One in Five Adults Don’t Want Children, and They’re Deciding Early in Life

Summary: Researchers say over 20% of adults do not want children and intend to remain child-free. Most adults say they decided in their teens or early twenties to remain childless.

Source: University of Michigan

The U.S. Supreme Court’s overturning of Roe v. Wade paved the way for limits on abortion but also created uncertainty around the future of birth control.

This could have far-reaching implications for many people as a research team from Michigan State University found over one in five Michigan adults do not want children.

“We found that 21.6% of adults, or about 1.7 million people, in Michigan do not want children and therefore are ‘childfree.’ That’s more than the population of Michigan’s nine largest cities,” said Zachary Neal, associate professor in MSU’s psychology department and co-author of the study. 

The study — published in Scientific Reports — used a set of three questions to identify childfree individuals separately from parents and other types of nonparents. The researchers used data from a representative sample of 1,500 adults who completed MSU’s State of the State Survey, conducted by the university’s Institute for Public Policy and Social Research. Because different types of nonparents are impossible to distinguish in official statistics, Neal explained that this study is one of the first to specifically count childfree adults.

“People — especially women — who say they don’t want children are often told they’ll change their mind, but the study found otherwise,” said Jennifer Watling Neal, associate professor in the psychology department at MSU and co-author of the study.

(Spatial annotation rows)
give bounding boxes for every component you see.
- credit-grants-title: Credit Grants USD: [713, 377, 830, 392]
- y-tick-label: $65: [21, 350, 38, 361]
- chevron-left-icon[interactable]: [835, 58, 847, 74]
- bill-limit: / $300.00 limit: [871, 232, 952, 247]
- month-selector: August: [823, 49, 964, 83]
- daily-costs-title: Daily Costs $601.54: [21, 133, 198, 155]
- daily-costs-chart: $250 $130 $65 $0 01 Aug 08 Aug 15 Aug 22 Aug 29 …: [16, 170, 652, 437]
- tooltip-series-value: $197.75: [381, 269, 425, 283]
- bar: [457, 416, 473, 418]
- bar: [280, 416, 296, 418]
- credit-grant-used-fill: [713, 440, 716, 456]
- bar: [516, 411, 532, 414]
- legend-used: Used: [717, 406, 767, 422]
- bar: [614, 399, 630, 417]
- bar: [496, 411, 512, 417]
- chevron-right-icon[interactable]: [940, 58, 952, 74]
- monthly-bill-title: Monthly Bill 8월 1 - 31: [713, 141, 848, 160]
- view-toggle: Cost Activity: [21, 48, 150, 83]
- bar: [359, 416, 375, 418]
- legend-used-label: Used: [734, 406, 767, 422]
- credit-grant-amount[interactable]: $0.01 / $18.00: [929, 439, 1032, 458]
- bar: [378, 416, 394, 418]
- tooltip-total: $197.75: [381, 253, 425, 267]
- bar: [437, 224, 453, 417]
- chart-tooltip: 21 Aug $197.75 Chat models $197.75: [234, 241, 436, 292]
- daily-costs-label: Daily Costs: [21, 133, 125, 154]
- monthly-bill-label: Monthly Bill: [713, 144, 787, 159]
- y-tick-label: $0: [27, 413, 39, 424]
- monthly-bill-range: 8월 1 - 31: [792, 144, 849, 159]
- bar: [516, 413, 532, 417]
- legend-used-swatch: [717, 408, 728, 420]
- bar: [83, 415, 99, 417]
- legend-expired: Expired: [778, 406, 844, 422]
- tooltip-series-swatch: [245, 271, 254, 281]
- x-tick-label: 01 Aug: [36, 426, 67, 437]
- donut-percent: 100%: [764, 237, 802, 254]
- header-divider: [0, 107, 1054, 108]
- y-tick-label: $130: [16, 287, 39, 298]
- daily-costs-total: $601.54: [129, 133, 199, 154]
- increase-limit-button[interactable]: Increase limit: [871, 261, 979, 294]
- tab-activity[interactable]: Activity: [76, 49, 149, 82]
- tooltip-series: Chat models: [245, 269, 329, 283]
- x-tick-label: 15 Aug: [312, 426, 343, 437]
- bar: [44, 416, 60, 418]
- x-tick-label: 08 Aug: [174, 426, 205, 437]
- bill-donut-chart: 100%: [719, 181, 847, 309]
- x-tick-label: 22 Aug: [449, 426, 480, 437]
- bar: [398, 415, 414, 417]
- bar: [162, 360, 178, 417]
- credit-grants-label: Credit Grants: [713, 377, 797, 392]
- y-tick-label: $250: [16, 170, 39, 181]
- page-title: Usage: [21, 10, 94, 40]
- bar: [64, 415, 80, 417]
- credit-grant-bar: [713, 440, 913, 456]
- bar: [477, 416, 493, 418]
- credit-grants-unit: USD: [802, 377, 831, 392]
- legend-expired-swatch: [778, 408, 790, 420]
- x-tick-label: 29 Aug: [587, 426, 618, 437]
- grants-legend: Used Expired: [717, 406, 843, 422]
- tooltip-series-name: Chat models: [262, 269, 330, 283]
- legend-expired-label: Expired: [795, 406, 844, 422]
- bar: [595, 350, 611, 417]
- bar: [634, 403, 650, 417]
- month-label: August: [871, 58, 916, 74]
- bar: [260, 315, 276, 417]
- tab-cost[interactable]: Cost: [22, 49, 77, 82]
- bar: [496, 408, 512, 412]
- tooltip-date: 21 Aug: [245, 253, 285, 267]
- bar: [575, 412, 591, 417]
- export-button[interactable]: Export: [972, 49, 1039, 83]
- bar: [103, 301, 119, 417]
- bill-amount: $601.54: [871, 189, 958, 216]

* **Given instruction A**
In the article on childfree adults, how many adults were in the representative sample the researchers used?
* **Given instruction B**
Please edit the article on childfree adults, starting at "This could have" and ending at "not want children.", so that "research team" reads "group of researchers" instead.
The rows have no role in this work.

* **Full solution A**
1,500 adults.

* **Full solution B**
This could have far-reaching implications for many people as a group of researchers from Michigan State University found over one in five Michigan adults do not want children.